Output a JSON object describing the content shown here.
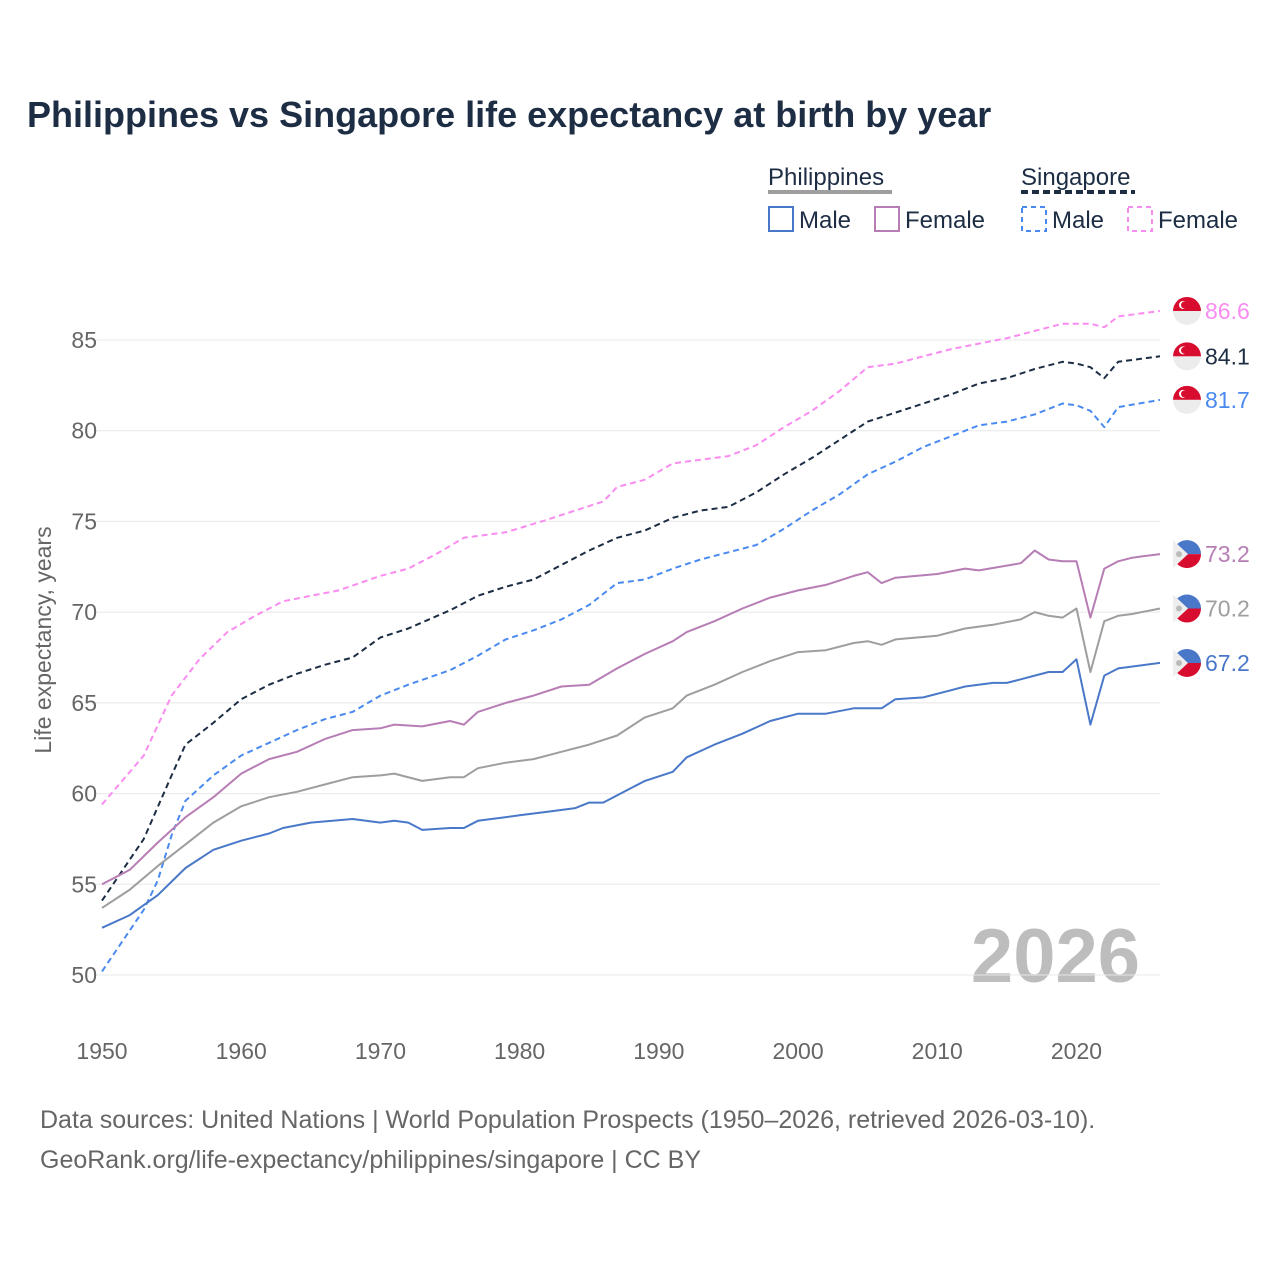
{
  "chart_data": {
    "type": "line",
    "title": "Philippines vs Singapore life expectancy at birth by year",
    "xlabel": "",
    "ylabel": "Life expectancy, years",
    "xlim": [
      1950,
      2026
    ],
    "ylim": [
      50,
      85
    ],
    "xticks": [
      "1950",
      "1960",
      "1970",
      "1980",
      "1990",
      "2000",
      "2010",
      "2020"
    ],
    "yticks": [
      "50",
      "55",
      "60",
      "65",
      "70",
      "75",
      "80",
      "85"
    ],
    "grid": true,
    "year_watermark": "2026",
    "legend": {
      "placement": "top-right",
      "groups": [
        {
          "name": "Philippines",
          "color": "#9e9e9e",
          "dash": false,
          "items": [
            {
              "label": "Male",
              "color": "#4a78c8"
            },
            {
              "label": "Female",
              "color": "#b77db5"
            }
          ]
        },
        {
          "name": "Singapore",
          "color": "#1d2d44",
          "dash": true,
          "items": [
            {
              "label": "Male",
              "color": "#4a8af0"
            },
            {
              "label": "Female",
              "color": "#f98cf0"
            }
          ]
        }
      ]
    },
    "series": [
      {
        "name": "Singapore Female",
        "country": "singapore",
        "color": "#f98cf0",
        "dash": true,
        "end_label": "86.6",
        "points": [
          [
            1950,
            59.4
          ],
          [
            1953,
            62.1
          ],
          [
            1955,
            65.4
          ],
          [
            1957,
            67.4
          ],
          [
            1959,
            68.9
          ],
          [
            1961,
            69.8
          ],
          [
            1963,
            70.6
          ],
          [
            1965,
            70.9
          ],
          [
            1967,
            71.2
          ],
          [
            1970,
            72.0
          ],
          [
            1972,
            72.4
          ],
          [
            1974,
            73.2
          ],
          [
            1976,
            74.1
          ],
          [
            1979,
            74.4
          ],
          [
            1982,
            75.1
          ],
          [
            1984,
            75.6
          ],
          [
            1986,
            76.1
          ],
          [
            1987,
            76.9
          ],
          [
            1989,
            77.3
          ],
          [
            1991,
            78.2
          ],
          [
            1993,
            78.4
          ],
          [
            1995,
            78.6
          ],
          [
            1997,
            79.2
          ],
          [
            1999,
            80.2
          ],
          [
            2001,
            81.1
          ],
          [
            2003,
            82.2
          ],
          [
            2005,
            83.5
          ],
          [
            2007,
            83.7
          ],
          [
            2009,
            84.1
          ],
          [
            2011,
            84.5
          ],
          [
            2013,
            84.8
          ],
          [
            2015,
            85.1
          ],
          [
            2017,
            85.5
          ],
          [
            2019,
            85.9
          ],
          [
            2021,
            85.9
          ],
          [
            2022,
            85.7
          ],
          [
            2023,
            86.3
          ],
          [
            2026,
            86.6
          ]
        ]
      },
      {
        "name": "Singapore",
        "country": "singapore",
        "color": "#1d2d44",
        "dash": true,
        "end_label": "84.1",
        "points": [
          [
            1950,
            54.1
          ],
          [
            1953,
            57.5
          ],
          [
            1955,
            61.0
          ],
          [
            1956,
            62.7
          ],
          [
            1958,
            63.9
          ],
          [
            1960,
            65.2
          ],
          [
            1962,
            66.0
          ],
          [
            1964,
            66.6
          ],
          [
            1966,
            67.1
          ],
          [
            1968,
            67.5
          ],
          [
            1970,
            68.6
          ],
          [
            1972,
            69.1
          ],
          [
            1975,
            70.1
          ],
          [
            1977,
            70.9
          ],
          [
            1979,
            71.4
          ],
          [
            1981,
            71.8
          ],
          [
            1983,
            72.6
          ],
          [
            1985,
            73.4
          ],
          [
            1987,
            74.1
          ],
          [
            1989,
            74.5
          ],
          [
            1991,
            75.2
          ],
          [
            1993,
            75.6
          ],
          [
            1995,
            75.8
          ],
          [
            1997,
            76.6
          ],
          [
            1999,
            77.6
          ],
          [
            2001,
            78.5
          ],
          [
            2003,
            79.5
          ],
          [
            2005,
            80.5
          ],
          [
            2007,
            81.0
          ],
          [
            2009,
            81.5
          ],
          [
            2011,
            82.0
          ],
          [
            2013,
            82.6
          ],
          [
            2015,
            82.9
          ],
          [
            2017,
            83.4
          ],
          [
            2019,
            83.8
          ],
          [
            2020,
            83.7
          ],
          [
            2021,
            83.5
          ],
          [
            2022,
            82.9
          ],
          [
            2023,
            83.8
          ],
          [
            2026,
            84.1
          ]
        ]
      },
      {
        "name": "Singapore Male",
        "country": "singapore",
        "color": "#4a8af0",
        "dash": true,
        "end_label": "81.7",
        "points": [
          [
            1950,
            50.2
          ],
          [
            1953,
            53.6
          ],
          [
            1954,
            55.2
          ],
          [
            1955,
            57.7
          ],
          [
            1956,
            59.6
          ],
          [
            1958,
            61.0
          ],
          [
            1960,
            62.1
          ],
          [
            1962,
            62.8
          ],
          [
            1964,
            63.5
          ],
          [
            1966,
            64.1
          ],
          [
            1968,
            64.5
          ],
          [
            1970,
            65.4
          ],
          [
            1972,
            66.0
          ],
          [
            1975,
            66.8
          ],
          [
            1977,
            67.6
          ],
          [
            1979,
            68.5
          ],
          [
            1981,
            69.0
          ],
          [
            1983,
            69.6
          ],
          [
            1985,
            70.4
          ],
          [
            1987,
            71.6
          ],
          [
            1989,
            71.8
          ],
          [
            1991,
            72.4
          ],
          [
            1993,
            72.9
          ],
          [
            1995,
            73.3
          ],
          [
            1997,
            73.7
          ],
          [
            1999,
            74.6
          ],
          [
            2001,
            75.6
          ],
          [
            2003,
            76.5
          ],
          [
            2005,
            77.6
          ],
          [
            2007,
            78.3
          ],
          [
            2009,
            79.1
          ],
          [
            2011,
            79.7
          ],
          [
            2013,
            80.3
          ],
          [
            2015,
            80.5
          ],
          [
            2017,
            80.9
          ],
          [
            2019,
            81.5
          ],
          [
            2020,
            81.4
          ],
          [
            2021,
            81.1
          ],
          [
            2022,
            80.2
          ],
          [
            2023,
            81.3
          ],
          [
            2026,
            81.7
          ]
        ]
      },
      {
        "name": "Philippines Female",
        "country": "philippines",
        "color": "#b77db5",
        "dash": false,
        "end_label": "73.2",
        "points": [
          [
            1950,
            55.0
          ],
          [
            1952,
            55.8
          ],
          [
            1954,
            57.3
          ],
          [
            1956,
            58.7
          ],
          [
            1958,
            59.8
          ],
          [
            1960,
            61.1
          ],
          [
            1962,
            61.9
          ],
          [
            1964,
            62.3
          ],
          [
            1966,
            63.0
          ],
          [
            1968,
            63.5
          ],
          [
            1970,
            63.6
          ],
          [
            1971,
            63.8
          ],
          [
            1973,
            63.7
          ],
          [
            1975,
            64.0
          ],
          [
            1976,
            63.8
          ],
          [
            1977,
            64.5
          ],
          [
            1979,
            65.0
          ],
          [
            1981,
            65.4
          ],
          [
            1983,
            65.9
          ],
          [
            1985,
            66.0
          ],
          [
            1987,
            66.9
          ],
          [
            1989,
            67.7
          ],
          [
            1991,
            68.4
          ],
          [
            1992,
            68.9
          ],
          [
            1994,
            69.5
          ],
          [
            1996,
            70.2
          ],
          [
            1998,
            70.8
          ],
          [
            2000,
            71.2
          ],
          [
            2002,
            71.5
          ],
          [
            2004,
            72.0
          ],
          [
            2005,
            72.2
          ],
          [
            2006,
            71.6
          ],
          [
            2007,
            71.9
          ],
          [
            2010,
            72.1
          ],
          [
            2012,
            72.4
          ],
          [
            2013,
            72.3
          ],
          [
            2016,
            72.7
          ],
          [
            2017,
            73.4
          ],
          [
            2018,
            72.9
          ],
          [
            2019,
            72.8
          ],
          [
            2020,
            72.8
          ],
          [
            2021,
            69.7
          ],
          [
            2022,
            72.4
          ],
          [
            2023,
            72.8
          ],
          [
            2024,
            73.0
          ],
          [
            2026,
            73.2
          ]
        ]
      },
      {
        "name": "Philippines",
        "country": "philippines",
        "color": "#9e9e9e",
        "dash": false,
        "end_label": "70.2",
        "points": [
          [
            1950,
            53.7
          ],
          [
            1952,
            54.7
          ],
          [
            1954,
            56.0
          ],
          [
            1956,
            57.2
          ],
          [
            1958,
            58.4
          ],
          [
            1960,
            59.3
          ],
          [
            1962,
            59.8
          ],
          [
            1964,
            60.1
          ],
          [
            1966,
            60.5
          ],
          [
            1968,
            60.9
          ],
          [
            1970,
            61.0
          ],
          [
            1971,
            61.1
          ],
          [
            1973,
            60.7
          ],
          [
            1975,
            60.9
          ],
          [
            1976,
            60.9
          ],
          [
            1977,
            61.4
          ],
          [
            1979,
            61.7
          ],
          [
            1981,
            61.9
          ],
          [
            1983,
            62.3
          ],
          [
            1985,
            62.7
          ],
          [
            1987,
            63.2
          ],
          [
            1989,
            64.2
          ],
          [
            1991,
            64.7
          ],
          [
            1992,
            65.4
          ],
          [
            1994,
            66.0
          ],
          [
            1996,
            66.7
          ],
          [
            1998,
            67.3
          ],
          [
            2000,
            67.8
          ],
          [
            2002,
            67.9
          ],
          [
            2004,
            68.3
          ],
          [
            2005,
            68.4
          ],
          [
            2006,
            68.2
          ],
          [
            2007,
            68.5
          ],
          [
            2010,
            68.7
          ],
          [
            2012,
            69.1
          ],
          [
            2014,
            69.3
          ],
          [
            2016,
            69.6
          ],
          [
            2017,
            70.0
          ],
          [
            2018,
            69.8
          ],
          [
            2019,
            69.7
          ],
          [
            2020,
            70.2
          ],
          [
            2021,
            66.7
          ],
          [
            2022,
            69.5
          ],
          [
            2023,
            69.8
          ],
          [
            2024,
            69.9
          ],
          [
            2026,
            70.2
          ]
        ]
      },
      {
        "name": "Philippines Male",
        "country": "philippines",
        "color": "#4a78c8",
        "dash": false,
        "end_label": "67.2",
        "points": [
          [
            1950,
            52.6
          ],
          [
            1952,
            53.3
          ],
          [
            1954,
            54.4
          ],
          [
            1956,
            55.9
          ],
          [
            1958,
            56.9
          ],
          [
            1960,
            57.4
          ],
          [
            1962,
            57.8
          ],
          [
            1963,
            58.1
          ],
          [
            1965,
            58.4
          ],
          [
            1968,
            58.6
          ],
          [
            1970,
            58.4
          ],
          [
            1971,
            58.5
          ],
          [
            1972,
            58.4
          ],
          [
            1973,
            58.0
          ],
          [
            1975,
            58.1
          ],
          [
            1976,
            58.1
          ],
          [
            1977,
            58.5
          ],
          [
            1980,
            58.8
          ],
          [
            1982,
            59.0
          ],
          [
            1984,
            59.2
          ],
          [
            1985,
            59.5
          ],
          [
            1986,
            59.5
          ],
          [
            1987,
            59.9
          ],
          [
            1989,
            60.7
          ],
          [
            1991,
            61.2
          ],
          [
            1992,
            62.0
          ],
          [
            1994,
            62.7
          ],
          [
            1996,
            63.3
          ],
          [
            1998,
            64.0
          ],
          [
            2000,
            64.4
          ],
          [
            2002,
            64.4
          ],
          [
            2004,
            64.7
          ],
          [
            2006,
            64.7
          ],
          [
            2007,
            65.2
          ],
          [
            2009,
            65.3
          ],
          [
            2011,
            65.7
          ],
          [
            2012,
            65.9
          ],
          [
            2014,
            66.1
          ],
          [
            2015,
            66.1
          ],
          [
            2016,
            66.3
          ],
          [
            2017,
            66.5
          ],
          [
            2018,
            66.7
          ],
          [
            2019,
            66.7
          ],
          [
            2020,
            67.4
          ],
          [
            2021,
            63.8
          ],
          [
            2022,
            66.5
          ],
          [
            2023,
            66.9
          ],
          [
            2026,
            67.2
          ]
        ]
      }
    ]
  },
  "footer": {
    "line1": "Data sources: United Nations | World Population Prospects (1950–2026, retrieved 2026-03-10).",
    "line2": "GeoRank.org/life-expectancy/philippines/singapore | CC BY"
  }
}
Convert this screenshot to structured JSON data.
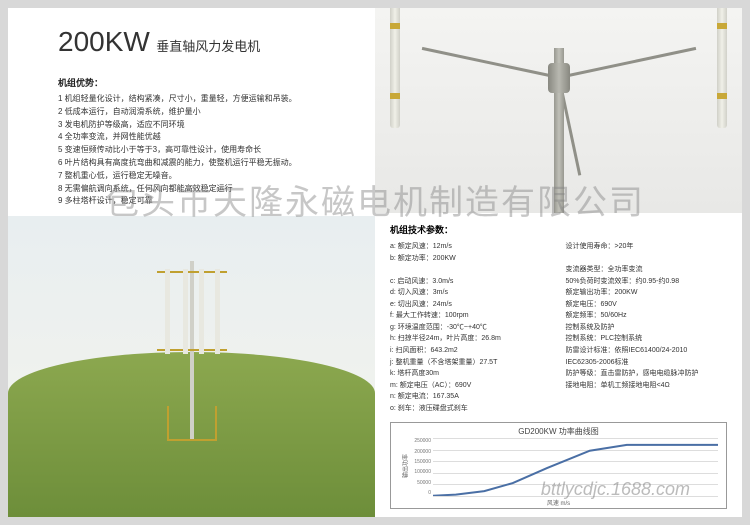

• **Task brief**:
Identify all lines where the word "expectancy" shows up. Copy them.

• **Completed exercise**:
    "title": "Philippines vs Singapore life expectancy at birth by year",
    "ylabel": "Life expectancy, years",
    "line2": "GeoRank.org/life-expectancy/philippines/singapore | CC BY"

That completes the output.